● **Aim**:
Each line that follows is to be retyped exactly.

╭──

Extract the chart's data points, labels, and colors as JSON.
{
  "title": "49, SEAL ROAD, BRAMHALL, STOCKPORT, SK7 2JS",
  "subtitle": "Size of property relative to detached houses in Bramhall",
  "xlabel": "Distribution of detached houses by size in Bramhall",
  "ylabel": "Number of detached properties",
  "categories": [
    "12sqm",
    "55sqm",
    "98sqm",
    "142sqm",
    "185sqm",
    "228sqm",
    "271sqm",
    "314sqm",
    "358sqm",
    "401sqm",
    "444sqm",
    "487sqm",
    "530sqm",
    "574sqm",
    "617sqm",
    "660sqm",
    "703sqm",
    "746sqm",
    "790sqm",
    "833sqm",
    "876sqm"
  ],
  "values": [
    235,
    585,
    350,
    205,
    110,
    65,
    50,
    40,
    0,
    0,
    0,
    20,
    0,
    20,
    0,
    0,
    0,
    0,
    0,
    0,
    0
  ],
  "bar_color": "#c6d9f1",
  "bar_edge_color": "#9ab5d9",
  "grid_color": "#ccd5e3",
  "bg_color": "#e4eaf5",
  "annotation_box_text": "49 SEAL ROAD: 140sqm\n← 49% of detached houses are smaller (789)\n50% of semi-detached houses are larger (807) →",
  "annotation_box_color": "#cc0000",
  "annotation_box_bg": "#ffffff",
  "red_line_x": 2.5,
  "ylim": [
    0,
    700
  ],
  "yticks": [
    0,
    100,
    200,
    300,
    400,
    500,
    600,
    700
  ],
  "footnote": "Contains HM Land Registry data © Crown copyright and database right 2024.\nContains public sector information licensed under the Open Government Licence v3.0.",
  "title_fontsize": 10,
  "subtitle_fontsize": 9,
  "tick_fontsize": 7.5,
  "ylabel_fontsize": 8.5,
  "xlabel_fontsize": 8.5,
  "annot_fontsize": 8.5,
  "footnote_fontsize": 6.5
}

╰──

● **Finished task**:
Extract the chart's data points, labels, and colors as JSON.
{
  "title": "49, SEAL ROAD, BRAMHALL, STOCKPORT, SK7 2JS",
  "subtitle": "Size of property relative to detached houses in Bramhall",
  "xlabel": "Distribution of detached houses by size in Bramhall",
  "ylabel": "Number of detached properties",
  "categories": [
    "12sqm",
    "55sqm",
    "98sqm",
    "142sqm",
    "185sqm",
    "228sqm",
    "271sqm",
    "314sqm",
    "358sqm",
    "401sqm",
    "444sqm",
    "487sqm",
    "530sqm",
    "574sqm",
    "617sqm",
    "660sqm",
    "703sqm",
    "746sqm",
    "790sqm",
    "833sqm",
    "876sqm"
  ],
  "values": [
    235,
    585,
    350,
    205,
    110,
    65,
    50,
    40,
    0,
    0,
    0,
    20,
    0,
    20,
    0,
    0,
    0,
    0,
    0,
    0,
    0
  ],
  "bar_color": "#c6d9f1",
  "bar_edge_color": "#9ab5d9",
  "grid_color": "#ccd5e3",
  "bg_color": "#e4eaf5",
  "annotation_box_text": "49 SEAL ROAD: 140sqm\n← 49% of detached houses are smaller (789)\n50% of semi-detached houses are larger (807) →",
  "annotation_box_color": "#cc0000",
  "annotation_box_bg": "#ffffff",
  "red_line_x": 2.5,
  "ylim": [
    0,
    700
  ],
  "yticks": [
    0,
    100,
    200,
    300,
    400,
    500,
    600,
    700
  ],
  "footnote": "Contains HM Land Registry data © Crown copyright and database right 2024.\nContains public sector information licensed under the Open Government Licence v3.0.",
  "title_fontsize": 10,
  "subtitle_fontsize": 9,
  "tick_fontsize": 7.5,
  "ylabel_fontsize": 8.5,
  "xlabel_fontsize": 8.5,
  "annot_fontsize": 8.5,
  "footnote_fontsize": 6.5
}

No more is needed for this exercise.